Instructions for the task =
Copy all lines below containing "चरणम".

Supplied entries =
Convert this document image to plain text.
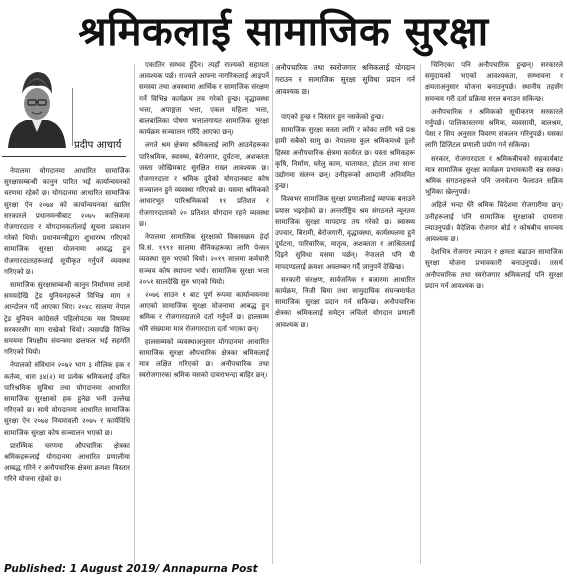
श्रमिकलाई सामाजिक सुरक्षा
प्रदीप आचार्य

अनौपचारिक तथा स्वरोजगार श्रमिकलाई योगदान गराउन र सामाजिक सुरक्षा सुविधा प्रदान गर्न आवश्यक छ।

नेपालमा योगदानमा आधारित सामाजिक सुरक्षासम्बन्धी कानुन पारित भई कार्यान्वयनको चरणमा रहेको छ। योगदानमा आधारित सामाजिक सुरक्षा ऐन २०७४ को कार्यान्वयनका खातिर सरकारले प्रधानमन्त्रीबाट २०७५ कात्तिकमा रोजगारदाता र योगदानकर्तालाई सूचना प्रकाशन गरेको थियो। प्रधानमन्त्रीद्वारा शुभारम्भ गरिएको सामाजिक सुरक्षा योजनामा आवद्ध हुन रोजगारदाताहरूलाई सूचीकृत गर्नुपर्ने व्यवस्था गरिएको छ।

सामाजिक सुरक्षासम्बन्धी कानुन निर्माणमा लामो समयदेखि ट्रेड युनियनहरूले विभिन्न माग र आन्दोलन गर्दै आएका थिए। २०४८ सालमा नेपाल ट्रेड युनियन कांग्रेसले पहिलोपटक यस विषयमा सरकारसँग माग राखेको थियो। त्यसपछि विभिन्न समयमा त्रिपक्षीय संयन्त्रमा छलफल भई सहमति गरिएको थियो।

नेपालको संविधान २०७२ भाग ३ मौलिक हक र कर्तव्य, धारा ३४(२) मा प्रत्येक श्रमिकलाई उचित पारिश्रमिक सुविधा तथा योगदानमा आधारित सामाजिक सुरक्षाको हक हुनेछ भनी उल्लेख गरिएको छ। साथै योगदानमा आधारित सामाजिक सुरक्षा ऐन २०७४ नियमावली २०७५ र कार्यविधि सामाजिक सुरक्षा कोष सञ्चालन भएको छ।

प्रारम्भिक चरणमा औपचारिक क्षेत्रका श्रमिकहरूलाई योगदानमा आधारित प्रणालीमा आबद्ध गरिने र अनौपचारिक क्षेत्रमा क्रमशः विस्तार गरिने योजना रहेको छ।

एकातिर सम्भव हुँदैन। त्यहाँ राज्यको सहायता आवश्यक पर्छ। राज्यले आफ्ना नागरिकलाई आइपर्ने समस्या तथा अवस्थामा आर्थिक र सामाजिक संरक्षण गर्ने विभिन्न कार्यक्रम तय गरेको हुन्छ। वृद्धावस्था भत्ता, अपाङ्गता भत्ता, एकल महिला भत्ता, बालबालिका पोषण भत्तालगायत सामाजिक सुरक्षा कार्यक्रम सञ्चालन गरिँदै आएका छन्।

लगते श्रम क्षेत्रमा श्रमिकलाई लागि आउनेहरूका पारिश्रमिक, स्वास्थ्य, बेरोजगार, दुर्घटना, अशक्तता जस्ता जोखिमबाट सुरक्षित राख्न आवश्यक छ। रोजगारदाता र श्रमिक दुवैको योगदानबाट कोष सञ्चालन हुने व्यवस्था गरिएको छ। यसमा श्रमिकको आधारभूत पारिश्रमिकको ११ प्रतिशत र रोजगारदाताको २० प्रतिशत योगदान रहने व्यवस्था छ।

नेपालमा सामाजिक सुरक्षाको विकासक्रम हेर्दा वि.सं. १९९१ सालमा सैनिकहरूका लागि पेन्सन व्यवस्था सुरु भएको थियो। २०१९ सालमा कर्मचारी सञ्चय कोष स्थापना भयो। सामाजिक सुरक्षा भत्ता २०५१ सालदेखि सुरु भएको थियो।

२०७६ साउन १ बाट पूर्ण रूपमा कार्यान्वयनमा आएको सामाजिक सुरक्षा योजनामा आबद्ध हुन श्रमिक र रोजगारदाताले दर्ता गर्नुपर्ने छ। हालसम्म थोरै संख्यामा मात्र रोजगारदाता दर्ता भएका छन्।

हालसम्मको व्यवस्थाअनुसार योगदानमा आधारित सामाजिक सुरक्षा औपचारिक क्षेत्रका श्रमिकलाई मात्र लक्षित गरिएको छ। अनौपचारिक तथा स्वरोजगारका श्रमिक यसको दायराभन्दा बाहिर छन्।

पाएको हुन्छ र विस्तार हुन नसकेको हुन्छ।

सामाजिक सुरक्षा कस्ता लागि र कोका लागि भन्ने प्रश्न हामी सबैको सामु छ। नेपालमा कुल श्रमिकमध्ये ठूलो हिस्सा अनौपचारिक क्षेत्रमा कार्यरत छ। यस्ता श्रमिकहरू कृषि, निर्माण, घरेलु काम, यातायात, होटल तथा साना उद्योगमा संलग्न छन्। उनीहरूको आम्दानी अनियमित हुन्छ।

विश्वभर सामाजिक सुरक्षा प्रणालीलाई व्यापक बनाउने प्रयास भइरहेको छ। अन्तर्राष्ट्रिय श्रम संगठनले न्यूनतम सामाजिक सुरक्षा मापदण्ड तय गरेको छ। स्वास्थ्य उपचार, बिरामी, बेरोजगारी, वृद्धावस्था, कार्यस्थलमा हुने दुर्घटना, पारिवारिक, मातृत्व, अशक्तता र आश्रितलाई दिइने सुविधा यसमा पर्छन्। नेपालले पनि यी मापदण्डलाई क्रमशः अवलम्बन गर्दै जानुपर्ने देखिन्छ।

सरकारी संरक्षण, सार्वजनिक र बजारमा आधारित कार्यक्रम, निजी बिमा तथा सामुदायिक संयन्त्रमार्फत सामाजिक सुरक्षा प्रदान गर्न सकिन्छ। अनौपचारिक क्षेत्रका श्रमिकलाई समेट्न लचिलो योगदान प्रणाली आवश्यक छ।

चिनिएका पनि अनौपचारिक हुन्छन्। सरकारले समुदायको भएको आवश्यकता, सम्भावना र क्षमताअनुसार योजना बनाउनुपर्छ। स्थानीय तहसँग समन्वय गरी दर्ता प्रक्रिया सरल बनाउन सकिन्छ।

अनौपचारिक र श्रमिकको सूचीकरण सरकारले गर्नुपर्छ। पालिकास्तरमा श्रमिक, व्यवसायी, बालश्रम, पेसा र सिप अनुसार विवरण संकलन गरिनुपर्छ। यसका लागि डिजिटल प्रणाली प्रयोग गर्न सकिन्छ।

सरकार, रोजगारदाता र श्रमिकबीचको सहकार्यबाट मात्र सामाजिक सुरक्षा कार्यक्रम प्रभावकारी बन्न सक्छ। श्रमिक संगठनहरूले पनि जनचेतना फैलाउन सक्रिय भूमिका खेल्नुपर्छ।

अहिले भन्दा धेरै श्रमिक विदेशमा रोजगारीमा छन्। उनीहरूलाई पनि सामाजिक सुरक्षाको दायरामा ल्याउनुपर्छ। वैदेशिक रोजगार बोर्ड र कोषबीच समन्वय आवश्यक छ।

देशभित्र रोजगार ल्याउन र क्षमता बढाउन सामाजिक सुरक्षा योजना प्रभावकारी बनाउनुपर्छ। तसर्थ अनौपचारिक तथा स्वरोजगार श्रमिकलाई पनि सुरक्षा प्रदान गर्न आवश्यक छ।

Published: 1 August 2019/ Annapurna Post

Exercise result =
नेपालमा योगदानमा आधारित सामाजिक सुरक्षासम्बन्धी कानुन पारित भई कार्यान्वयनको चरणमा रहेको छ। योगदानमा आधारित सामाजिक सुरक्षा ऐन २०७४ को कार्यान्वयनका खातिर सरकारले प्रधानमन्त्रीबाट २०७५ कात्तिकमा रोजगारदाता र योगदानकर्तालाई सूचना प्रकाशन गरेको थियो। प्रधानमन्त्रीद्वारा शुभारम्भ गरिएको सामाजिक सुरक्षा योजनामा आवद्ध हुन रोजगारदाताहरूलाई सूचीकृत गर्नुपर्ने व्यवस्था गरिएको छ।
प्रारम्भिक चरणमा औपचारिक क्षेत्रका श्रमिकहरूलाई योगदानमा आधारित प्रणालीमा आबद्ध गरिने र अनौपचारिक क्षेत्रमा क्रमशः विस्तार गरिने योजना रहेको छ।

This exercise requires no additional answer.